→ **Written task**:
Write the material out again, line by line, exactly as it is.

→ **Given data**:
====

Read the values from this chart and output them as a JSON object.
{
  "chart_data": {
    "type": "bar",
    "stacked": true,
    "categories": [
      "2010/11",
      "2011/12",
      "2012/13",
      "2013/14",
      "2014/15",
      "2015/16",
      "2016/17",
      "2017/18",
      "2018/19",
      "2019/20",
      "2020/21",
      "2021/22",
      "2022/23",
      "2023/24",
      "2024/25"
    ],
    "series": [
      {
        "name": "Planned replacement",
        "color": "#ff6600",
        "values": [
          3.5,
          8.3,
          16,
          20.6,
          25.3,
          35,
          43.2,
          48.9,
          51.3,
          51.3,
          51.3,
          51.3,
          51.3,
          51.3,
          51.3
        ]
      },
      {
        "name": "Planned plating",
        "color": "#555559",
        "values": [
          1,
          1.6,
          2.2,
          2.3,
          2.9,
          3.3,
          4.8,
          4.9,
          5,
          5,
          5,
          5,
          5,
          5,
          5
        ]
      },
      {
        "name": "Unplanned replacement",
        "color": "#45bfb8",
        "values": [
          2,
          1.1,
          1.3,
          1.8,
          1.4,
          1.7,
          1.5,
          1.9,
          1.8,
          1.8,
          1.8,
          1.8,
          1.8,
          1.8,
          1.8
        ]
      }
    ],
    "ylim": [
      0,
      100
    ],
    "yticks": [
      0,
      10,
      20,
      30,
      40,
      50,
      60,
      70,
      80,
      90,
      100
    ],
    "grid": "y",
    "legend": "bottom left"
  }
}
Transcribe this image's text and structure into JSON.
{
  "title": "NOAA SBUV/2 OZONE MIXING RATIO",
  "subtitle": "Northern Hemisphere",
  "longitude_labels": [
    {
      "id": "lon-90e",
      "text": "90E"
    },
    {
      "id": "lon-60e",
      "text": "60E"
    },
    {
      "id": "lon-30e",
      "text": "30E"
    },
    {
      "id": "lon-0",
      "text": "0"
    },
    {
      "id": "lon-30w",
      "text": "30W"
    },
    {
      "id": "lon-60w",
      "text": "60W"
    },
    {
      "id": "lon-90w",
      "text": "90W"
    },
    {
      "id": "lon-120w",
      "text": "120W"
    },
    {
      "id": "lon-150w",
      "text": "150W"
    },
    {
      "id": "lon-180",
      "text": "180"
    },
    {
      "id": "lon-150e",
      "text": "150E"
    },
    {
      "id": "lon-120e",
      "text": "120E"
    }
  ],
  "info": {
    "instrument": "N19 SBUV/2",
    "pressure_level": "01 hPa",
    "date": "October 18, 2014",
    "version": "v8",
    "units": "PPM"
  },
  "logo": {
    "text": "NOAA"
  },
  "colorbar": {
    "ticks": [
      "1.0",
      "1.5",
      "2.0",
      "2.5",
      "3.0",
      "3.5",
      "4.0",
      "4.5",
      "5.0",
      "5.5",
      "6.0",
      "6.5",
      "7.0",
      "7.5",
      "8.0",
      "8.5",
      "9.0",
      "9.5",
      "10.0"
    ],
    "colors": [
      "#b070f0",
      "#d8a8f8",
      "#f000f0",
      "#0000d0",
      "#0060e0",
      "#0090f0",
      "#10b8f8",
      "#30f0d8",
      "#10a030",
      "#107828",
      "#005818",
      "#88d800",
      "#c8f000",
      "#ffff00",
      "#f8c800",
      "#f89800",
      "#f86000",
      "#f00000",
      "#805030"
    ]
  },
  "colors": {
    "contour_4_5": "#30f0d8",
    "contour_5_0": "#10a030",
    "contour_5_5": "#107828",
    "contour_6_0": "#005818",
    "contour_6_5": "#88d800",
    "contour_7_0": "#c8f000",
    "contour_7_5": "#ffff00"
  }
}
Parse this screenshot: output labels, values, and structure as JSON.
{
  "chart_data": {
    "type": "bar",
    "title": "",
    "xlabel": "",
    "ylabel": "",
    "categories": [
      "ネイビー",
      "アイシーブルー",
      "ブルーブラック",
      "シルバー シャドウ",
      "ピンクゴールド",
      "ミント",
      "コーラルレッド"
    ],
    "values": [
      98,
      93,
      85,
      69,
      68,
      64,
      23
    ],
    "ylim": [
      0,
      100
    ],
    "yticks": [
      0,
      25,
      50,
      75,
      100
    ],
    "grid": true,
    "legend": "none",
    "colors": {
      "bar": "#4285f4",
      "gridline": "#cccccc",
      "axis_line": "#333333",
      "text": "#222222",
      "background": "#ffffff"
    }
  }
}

====

→ **Answer to this exercise**:
Read the values from this chart and output them as a JSON object.
{
  "chart_data": {
    "type": "bar",
    "stacked": true,
    "categories": [
      "2010/11",
      "2011/12",
      "2012/13",
      "2013/14",
      "2014/15",
      "2015/16",
      "2016/17",
      "2017/18",
      "2018/19",
      "2019/20",
      "2020/21",
      "2021/22",
      "2022/23",
      "2023/24",
      "2024/25"
    ],
    "series": [
      {
        "name": "Planned replacement",
        "color": "#ff6600",
        "values": [
          3.5,
          8.3,
          16,
          20.6,
          25.3,
          35,
          43.2,
          48.9,
          51.3,
          51.3,
          51.3,
          51.3,
          51.3,
          51.3,
          51.3
        ]
      },
      {
        "name": "Planned plating",
        "color": "#555559",
        "values": [
          1,
          1.6,
          2.2,
          2.3,
          2.9,
          3.3,
          4.8,
          4.9,
          5,
          5,
          5,
          5,
          5,
          5,
          5
        ]
      },
      {
        "name": "Unplanned replacement",
        "color": "#45bfb8",
        "values": [
          2,
          1.1,
          1.3,
          1.8,
          1.4,
          1.7,
          1.5,
          1.9,
          1.8,
          1.8,
          1.8,
          1.8,
          1.8,
          1.8,
          1.8
        ]
      }
    ],
    "ylim": [
      0,
      100
    ],
    "yticks": [
      0,
      10,
      20,
      30,
      40,
      50,
      60,
      70,
      80,
      90,
      100
    ],
    "grid": "y",
    "legend": "bottom left"
  }
}
Transcribe this image's text and structure into JSON.
{
  "title": "NOAA SBUV/2 OZONE MIXING RATIO",
  "subtitle": "Northern Hemisphere",
  "longitude_labels": [
    {
      "id": "lon-90e",
      "text": "90E"
    },
    {
      "id": "lon-60e",
      "text": "60E"
    },
    {
      "id": "lon-30e",
      "text": "30E"
    },
    {
      "id": "lon-0",
      "text": "0"
    },
    {
      "id": "lon-30w",
      "text": "30W"
    },
    {
      "id": "lon-60w",
      "text": "60W"
    },
    {
      "id": "lon-90w",
      "text": "90W"
    },
    {
      "id": "lon-120w",
      "text": "120W"
    },
    {
      "id": "lon-150w",
      "text": "150W"
    },
    {
      "id": "lon-180",
      "text": "180"
    },
    {
      "id": "lon-150e",
      "text": "150E"
    },
    {
      "id": "lon-120e",
      "text": "120E"
    }
  ],
  "info": {
    "instrument": "N19 SBUV/2",
    "pressure_level": "01 hPa",
    "date": "October 18, 2014",
    "version": "v8",
    "units": "PPM"
  },
  "logo": {
    "text": "NOAA"
  },
  "colorbar": {
    "ticks": [
      "1.0",
      "1.5",
      "2.0",
      "2.5",
      "3.0",
      "3.5",
      "4.0",
      "4.5",
      "5.0",
      "5.5",
      "6.0",
      "6.5",
      "7.0",
      "7.5",
      "8.0",
      "8.5",
      "9.0",
      "9.5",
      "10.0"
    ],
    "colors": [
      "#b070f0",
      "#d8a8f8",
      "#f000f0",
      "#0000d0",
      "#0060e0",
      "#0090f0",
      "#10b8f8",
      "#30f0d8",
      "#10a030",
      "#107828",
      "#005818",
      "#88d800",
      "#c8f000",
      "#ffff00",
      "#f8c800",
      "#f89800",
      "#f86000",
      "#f00000",
      "#805030"
    ]
  },
  "colors": {
    "contour_4_5": "#30f0d8",
    "contour_5_0": "#10a030",
    "contour_5_5": "#107828",
    "contour_6_0": "#005818",
    "contour_6_5": "#88d800",
    "contour_7_0": "#c8f000",
    "contour_7_5": "#ffff00"
  }
}
Parse this screenshot: output labels, values, and structure as JSON.
{
  "chart_data": {
    "type": "bar",
    "title": "",
    "xlabel": "",
    "ylabel": "",
    "categories": [
      "ネイビー",
      "アイシーブルー",
      "ブルーブラック",
      "シルバー シャドウ",
      "ピンクゴールド",
      "ミント",
      "コーラルレッド"
    ],
    "values": [
      98,
      93,
      85,
      69,
      68,
      64,
      23
    ],
    "ylim": [
      0,
      100
    ],
    "yticks": [
      0,
      25,
      50,
      75,
      100
    ],
    "grid": true,
    "legend": "none",
    "colors": {
      "bar": "#4285f4",
      "gridline": "#cccccc",
      "axis_line": "#333333",
      "text": "#222222",
      "background": "#ffffff"
    }
  }
}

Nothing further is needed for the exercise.